━━━━━ DATA TO USE
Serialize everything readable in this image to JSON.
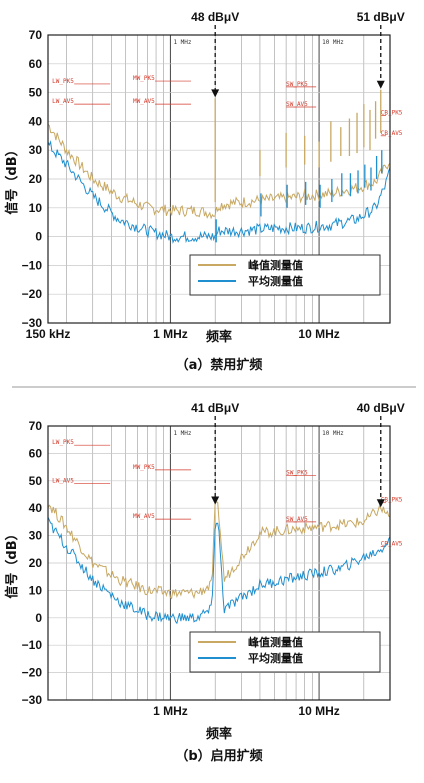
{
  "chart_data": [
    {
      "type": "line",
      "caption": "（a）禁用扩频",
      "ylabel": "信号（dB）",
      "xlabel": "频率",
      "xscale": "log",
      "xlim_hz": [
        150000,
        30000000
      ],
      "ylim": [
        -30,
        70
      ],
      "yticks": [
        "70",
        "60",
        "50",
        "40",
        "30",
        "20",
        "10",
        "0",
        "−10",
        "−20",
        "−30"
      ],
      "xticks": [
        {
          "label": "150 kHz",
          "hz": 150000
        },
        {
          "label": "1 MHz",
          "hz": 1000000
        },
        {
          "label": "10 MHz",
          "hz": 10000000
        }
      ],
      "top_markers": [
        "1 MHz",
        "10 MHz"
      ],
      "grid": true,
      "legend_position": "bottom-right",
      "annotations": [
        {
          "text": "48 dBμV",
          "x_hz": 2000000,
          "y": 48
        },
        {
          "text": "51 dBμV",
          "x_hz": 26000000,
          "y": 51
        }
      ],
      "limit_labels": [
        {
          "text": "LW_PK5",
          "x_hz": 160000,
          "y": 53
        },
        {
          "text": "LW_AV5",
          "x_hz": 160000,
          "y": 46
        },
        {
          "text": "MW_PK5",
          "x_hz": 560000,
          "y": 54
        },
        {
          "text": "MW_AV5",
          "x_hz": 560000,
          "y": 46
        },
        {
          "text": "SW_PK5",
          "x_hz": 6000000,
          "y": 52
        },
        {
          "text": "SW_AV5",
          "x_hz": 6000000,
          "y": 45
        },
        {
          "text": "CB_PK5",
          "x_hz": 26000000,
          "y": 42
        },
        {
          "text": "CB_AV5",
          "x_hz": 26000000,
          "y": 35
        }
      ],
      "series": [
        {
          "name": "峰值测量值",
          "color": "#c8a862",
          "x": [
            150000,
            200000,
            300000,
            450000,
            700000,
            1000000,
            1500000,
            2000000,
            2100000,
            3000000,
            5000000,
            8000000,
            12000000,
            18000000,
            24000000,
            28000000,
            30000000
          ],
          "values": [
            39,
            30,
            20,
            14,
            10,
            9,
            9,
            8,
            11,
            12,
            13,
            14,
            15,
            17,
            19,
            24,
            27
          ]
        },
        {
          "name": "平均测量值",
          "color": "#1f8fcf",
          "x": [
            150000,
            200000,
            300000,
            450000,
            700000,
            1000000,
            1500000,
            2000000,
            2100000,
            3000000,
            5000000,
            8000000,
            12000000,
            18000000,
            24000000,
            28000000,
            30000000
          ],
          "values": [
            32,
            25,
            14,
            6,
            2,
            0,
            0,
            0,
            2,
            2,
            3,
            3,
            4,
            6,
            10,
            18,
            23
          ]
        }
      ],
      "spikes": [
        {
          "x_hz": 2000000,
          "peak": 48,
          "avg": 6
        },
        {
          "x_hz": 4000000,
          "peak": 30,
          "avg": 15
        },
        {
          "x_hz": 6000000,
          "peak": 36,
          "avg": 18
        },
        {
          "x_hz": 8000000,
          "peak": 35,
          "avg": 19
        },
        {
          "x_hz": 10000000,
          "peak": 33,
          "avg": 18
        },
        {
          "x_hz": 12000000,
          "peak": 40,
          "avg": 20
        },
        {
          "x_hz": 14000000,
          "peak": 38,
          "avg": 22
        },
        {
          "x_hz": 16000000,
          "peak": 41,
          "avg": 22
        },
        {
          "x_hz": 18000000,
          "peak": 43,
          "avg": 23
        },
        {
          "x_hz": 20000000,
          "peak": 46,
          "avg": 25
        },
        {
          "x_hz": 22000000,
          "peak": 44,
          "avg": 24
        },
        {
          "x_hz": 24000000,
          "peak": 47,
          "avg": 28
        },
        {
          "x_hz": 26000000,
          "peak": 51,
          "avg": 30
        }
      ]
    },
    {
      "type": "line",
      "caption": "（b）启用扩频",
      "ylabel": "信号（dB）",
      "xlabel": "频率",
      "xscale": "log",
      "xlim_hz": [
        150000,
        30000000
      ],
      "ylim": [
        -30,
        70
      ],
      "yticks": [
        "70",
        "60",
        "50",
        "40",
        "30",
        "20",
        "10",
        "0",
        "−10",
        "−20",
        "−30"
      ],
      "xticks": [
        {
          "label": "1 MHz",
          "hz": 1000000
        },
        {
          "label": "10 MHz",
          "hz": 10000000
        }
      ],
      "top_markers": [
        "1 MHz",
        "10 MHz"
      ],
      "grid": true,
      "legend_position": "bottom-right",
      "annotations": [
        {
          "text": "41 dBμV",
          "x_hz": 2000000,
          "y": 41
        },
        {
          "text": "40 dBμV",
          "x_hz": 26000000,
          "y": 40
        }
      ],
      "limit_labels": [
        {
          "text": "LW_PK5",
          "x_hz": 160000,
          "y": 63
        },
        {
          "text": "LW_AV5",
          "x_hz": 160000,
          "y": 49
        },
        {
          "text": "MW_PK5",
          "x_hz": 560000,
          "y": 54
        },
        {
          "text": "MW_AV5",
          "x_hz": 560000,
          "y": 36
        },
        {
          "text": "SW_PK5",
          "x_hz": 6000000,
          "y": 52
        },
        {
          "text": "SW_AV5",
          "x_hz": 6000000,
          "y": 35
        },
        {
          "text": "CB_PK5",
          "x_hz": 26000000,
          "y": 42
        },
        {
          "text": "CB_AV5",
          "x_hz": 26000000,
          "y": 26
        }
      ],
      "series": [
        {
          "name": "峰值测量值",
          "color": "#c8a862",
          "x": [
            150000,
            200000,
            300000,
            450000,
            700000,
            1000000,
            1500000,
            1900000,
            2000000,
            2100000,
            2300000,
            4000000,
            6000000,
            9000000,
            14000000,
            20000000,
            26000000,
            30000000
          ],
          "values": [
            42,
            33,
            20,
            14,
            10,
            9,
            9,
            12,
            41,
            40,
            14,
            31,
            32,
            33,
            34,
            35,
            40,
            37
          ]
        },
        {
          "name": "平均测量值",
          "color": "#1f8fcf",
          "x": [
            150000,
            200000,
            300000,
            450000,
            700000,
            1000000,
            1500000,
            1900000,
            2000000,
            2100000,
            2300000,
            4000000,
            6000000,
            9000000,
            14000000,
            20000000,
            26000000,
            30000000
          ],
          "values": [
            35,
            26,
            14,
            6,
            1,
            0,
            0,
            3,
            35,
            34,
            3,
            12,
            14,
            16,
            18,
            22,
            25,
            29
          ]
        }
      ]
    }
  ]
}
━━━━━━━━━━
━━━━━ DATA TO USE
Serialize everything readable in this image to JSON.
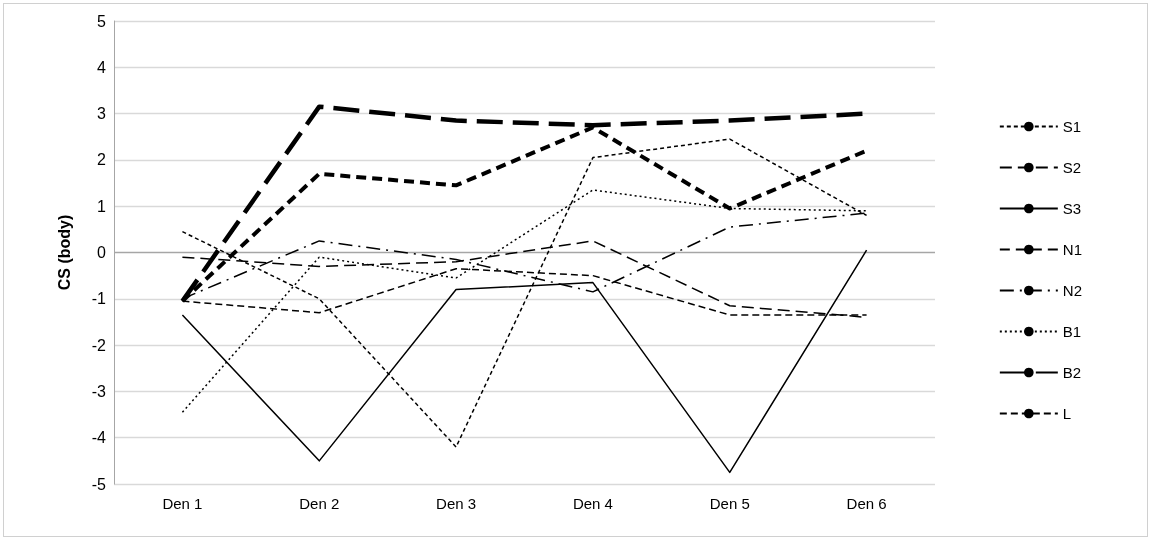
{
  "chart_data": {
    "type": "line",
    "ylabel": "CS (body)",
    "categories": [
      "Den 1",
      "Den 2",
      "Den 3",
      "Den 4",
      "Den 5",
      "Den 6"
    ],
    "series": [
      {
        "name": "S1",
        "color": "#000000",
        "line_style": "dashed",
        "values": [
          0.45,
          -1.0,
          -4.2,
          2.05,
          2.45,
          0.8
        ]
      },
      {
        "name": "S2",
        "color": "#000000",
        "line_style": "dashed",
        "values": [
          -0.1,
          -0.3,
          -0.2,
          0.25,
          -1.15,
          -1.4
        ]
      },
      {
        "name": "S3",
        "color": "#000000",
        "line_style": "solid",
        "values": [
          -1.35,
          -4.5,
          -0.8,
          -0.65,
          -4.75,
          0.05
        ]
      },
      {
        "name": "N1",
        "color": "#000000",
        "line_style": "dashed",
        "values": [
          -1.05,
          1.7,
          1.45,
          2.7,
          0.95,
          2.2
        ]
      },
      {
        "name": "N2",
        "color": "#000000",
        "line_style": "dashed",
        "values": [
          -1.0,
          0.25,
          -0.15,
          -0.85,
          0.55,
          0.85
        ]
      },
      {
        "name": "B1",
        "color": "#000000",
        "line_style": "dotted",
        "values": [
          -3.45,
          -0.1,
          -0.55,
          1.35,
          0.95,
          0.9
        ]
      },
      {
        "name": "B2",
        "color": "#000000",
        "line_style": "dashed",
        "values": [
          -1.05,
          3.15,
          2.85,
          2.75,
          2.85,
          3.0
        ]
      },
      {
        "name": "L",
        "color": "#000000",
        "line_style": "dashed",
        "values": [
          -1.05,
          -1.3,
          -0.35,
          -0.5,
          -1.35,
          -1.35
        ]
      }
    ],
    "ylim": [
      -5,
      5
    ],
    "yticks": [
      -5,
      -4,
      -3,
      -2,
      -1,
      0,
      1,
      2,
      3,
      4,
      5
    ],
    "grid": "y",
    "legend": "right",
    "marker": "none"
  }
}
━━━━━━━━━━
━━━━━ DATA TO USE
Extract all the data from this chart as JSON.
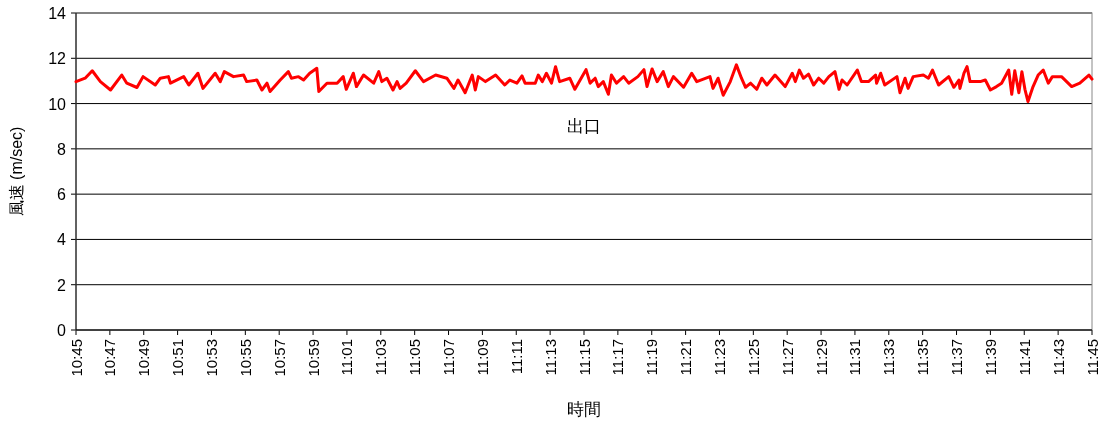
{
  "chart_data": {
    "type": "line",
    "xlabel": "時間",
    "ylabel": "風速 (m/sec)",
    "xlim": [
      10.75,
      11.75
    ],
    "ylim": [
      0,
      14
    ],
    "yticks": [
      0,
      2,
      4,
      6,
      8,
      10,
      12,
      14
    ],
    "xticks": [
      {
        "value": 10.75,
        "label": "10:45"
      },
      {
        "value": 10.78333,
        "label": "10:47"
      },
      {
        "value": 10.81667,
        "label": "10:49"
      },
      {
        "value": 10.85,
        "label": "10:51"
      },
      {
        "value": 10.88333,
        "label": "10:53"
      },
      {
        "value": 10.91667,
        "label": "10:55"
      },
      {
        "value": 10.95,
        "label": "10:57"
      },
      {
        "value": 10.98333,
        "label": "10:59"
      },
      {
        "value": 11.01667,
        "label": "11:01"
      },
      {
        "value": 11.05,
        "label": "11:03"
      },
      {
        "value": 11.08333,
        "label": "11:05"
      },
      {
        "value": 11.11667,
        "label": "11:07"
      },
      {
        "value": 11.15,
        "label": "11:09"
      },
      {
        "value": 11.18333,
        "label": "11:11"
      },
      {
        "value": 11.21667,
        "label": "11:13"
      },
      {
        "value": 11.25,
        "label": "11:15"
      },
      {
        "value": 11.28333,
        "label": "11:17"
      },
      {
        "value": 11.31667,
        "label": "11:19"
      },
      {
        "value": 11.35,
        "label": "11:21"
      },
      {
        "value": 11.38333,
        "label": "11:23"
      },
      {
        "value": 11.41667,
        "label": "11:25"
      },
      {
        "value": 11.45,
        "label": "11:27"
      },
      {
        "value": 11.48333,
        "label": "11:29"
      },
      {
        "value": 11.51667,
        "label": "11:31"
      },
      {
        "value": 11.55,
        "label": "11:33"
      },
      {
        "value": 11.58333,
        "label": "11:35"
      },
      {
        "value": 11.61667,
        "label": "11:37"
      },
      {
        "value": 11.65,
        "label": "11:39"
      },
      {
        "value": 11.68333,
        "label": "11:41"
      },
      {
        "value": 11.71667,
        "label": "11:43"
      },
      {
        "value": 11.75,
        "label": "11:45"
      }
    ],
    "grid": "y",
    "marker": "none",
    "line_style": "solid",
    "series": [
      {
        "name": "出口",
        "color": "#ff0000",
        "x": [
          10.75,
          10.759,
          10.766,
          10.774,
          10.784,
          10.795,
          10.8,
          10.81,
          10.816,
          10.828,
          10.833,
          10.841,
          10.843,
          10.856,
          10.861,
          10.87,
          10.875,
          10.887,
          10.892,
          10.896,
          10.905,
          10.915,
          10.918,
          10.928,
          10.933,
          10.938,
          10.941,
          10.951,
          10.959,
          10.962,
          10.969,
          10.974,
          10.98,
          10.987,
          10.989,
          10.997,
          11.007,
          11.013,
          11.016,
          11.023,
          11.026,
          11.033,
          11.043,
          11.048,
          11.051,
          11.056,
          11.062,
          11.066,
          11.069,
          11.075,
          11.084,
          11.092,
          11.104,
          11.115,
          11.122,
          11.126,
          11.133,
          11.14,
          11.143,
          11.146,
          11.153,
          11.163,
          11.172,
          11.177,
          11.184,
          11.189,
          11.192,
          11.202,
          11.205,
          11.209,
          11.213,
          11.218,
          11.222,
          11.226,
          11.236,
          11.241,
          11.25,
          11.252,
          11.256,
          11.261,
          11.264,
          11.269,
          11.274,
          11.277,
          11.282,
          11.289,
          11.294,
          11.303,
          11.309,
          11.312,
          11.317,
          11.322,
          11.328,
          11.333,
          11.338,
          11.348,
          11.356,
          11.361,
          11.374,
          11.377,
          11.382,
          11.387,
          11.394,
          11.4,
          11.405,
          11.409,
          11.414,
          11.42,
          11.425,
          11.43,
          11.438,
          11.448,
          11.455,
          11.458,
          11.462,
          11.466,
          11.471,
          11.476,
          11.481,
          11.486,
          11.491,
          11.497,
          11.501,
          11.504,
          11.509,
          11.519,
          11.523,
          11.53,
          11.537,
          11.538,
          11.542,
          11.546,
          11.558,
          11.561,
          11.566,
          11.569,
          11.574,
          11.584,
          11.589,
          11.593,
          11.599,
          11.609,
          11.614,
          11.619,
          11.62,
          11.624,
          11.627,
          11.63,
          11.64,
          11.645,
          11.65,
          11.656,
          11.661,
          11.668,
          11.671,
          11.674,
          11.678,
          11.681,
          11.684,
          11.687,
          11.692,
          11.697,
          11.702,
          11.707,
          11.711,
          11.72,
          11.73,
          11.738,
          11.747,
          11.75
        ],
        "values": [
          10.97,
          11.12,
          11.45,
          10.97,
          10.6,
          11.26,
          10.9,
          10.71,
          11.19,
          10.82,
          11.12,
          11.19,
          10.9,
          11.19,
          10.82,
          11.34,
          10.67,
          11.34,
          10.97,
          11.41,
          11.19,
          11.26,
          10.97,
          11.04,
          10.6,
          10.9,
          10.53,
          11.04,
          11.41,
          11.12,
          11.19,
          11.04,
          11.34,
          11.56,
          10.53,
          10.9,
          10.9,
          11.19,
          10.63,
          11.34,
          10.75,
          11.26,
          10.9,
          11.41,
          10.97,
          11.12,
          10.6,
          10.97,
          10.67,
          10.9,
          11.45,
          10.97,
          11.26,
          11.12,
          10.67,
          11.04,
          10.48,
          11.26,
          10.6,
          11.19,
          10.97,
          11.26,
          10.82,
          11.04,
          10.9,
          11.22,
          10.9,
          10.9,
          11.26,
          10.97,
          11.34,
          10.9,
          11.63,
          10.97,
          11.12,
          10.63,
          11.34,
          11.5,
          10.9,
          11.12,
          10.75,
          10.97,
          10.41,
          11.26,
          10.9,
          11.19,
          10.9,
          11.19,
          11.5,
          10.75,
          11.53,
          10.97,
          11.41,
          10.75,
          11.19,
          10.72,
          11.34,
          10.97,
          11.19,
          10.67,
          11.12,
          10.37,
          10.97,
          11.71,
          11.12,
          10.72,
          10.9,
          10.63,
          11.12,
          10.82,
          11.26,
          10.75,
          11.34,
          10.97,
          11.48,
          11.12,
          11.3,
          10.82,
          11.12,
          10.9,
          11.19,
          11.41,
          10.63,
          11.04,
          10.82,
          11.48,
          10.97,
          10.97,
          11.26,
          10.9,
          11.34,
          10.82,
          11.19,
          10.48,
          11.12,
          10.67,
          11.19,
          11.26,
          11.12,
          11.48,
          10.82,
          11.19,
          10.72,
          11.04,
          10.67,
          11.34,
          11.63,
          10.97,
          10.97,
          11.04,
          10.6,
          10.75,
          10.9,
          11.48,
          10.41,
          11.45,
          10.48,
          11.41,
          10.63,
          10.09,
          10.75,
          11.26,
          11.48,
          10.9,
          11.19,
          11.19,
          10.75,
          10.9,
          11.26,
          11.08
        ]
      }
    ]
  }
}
━━━━━━━━━━
— DIRECTIVE —
Copy all the lines above that hold the string "ylabel".

— FINISHED ANSWER —
      "ylabel": "信号（dB）",
      "ylabel": "信号（dB）",
    "ylabel": "CS (body)",
    "ylabel": "風速 (m/sec)",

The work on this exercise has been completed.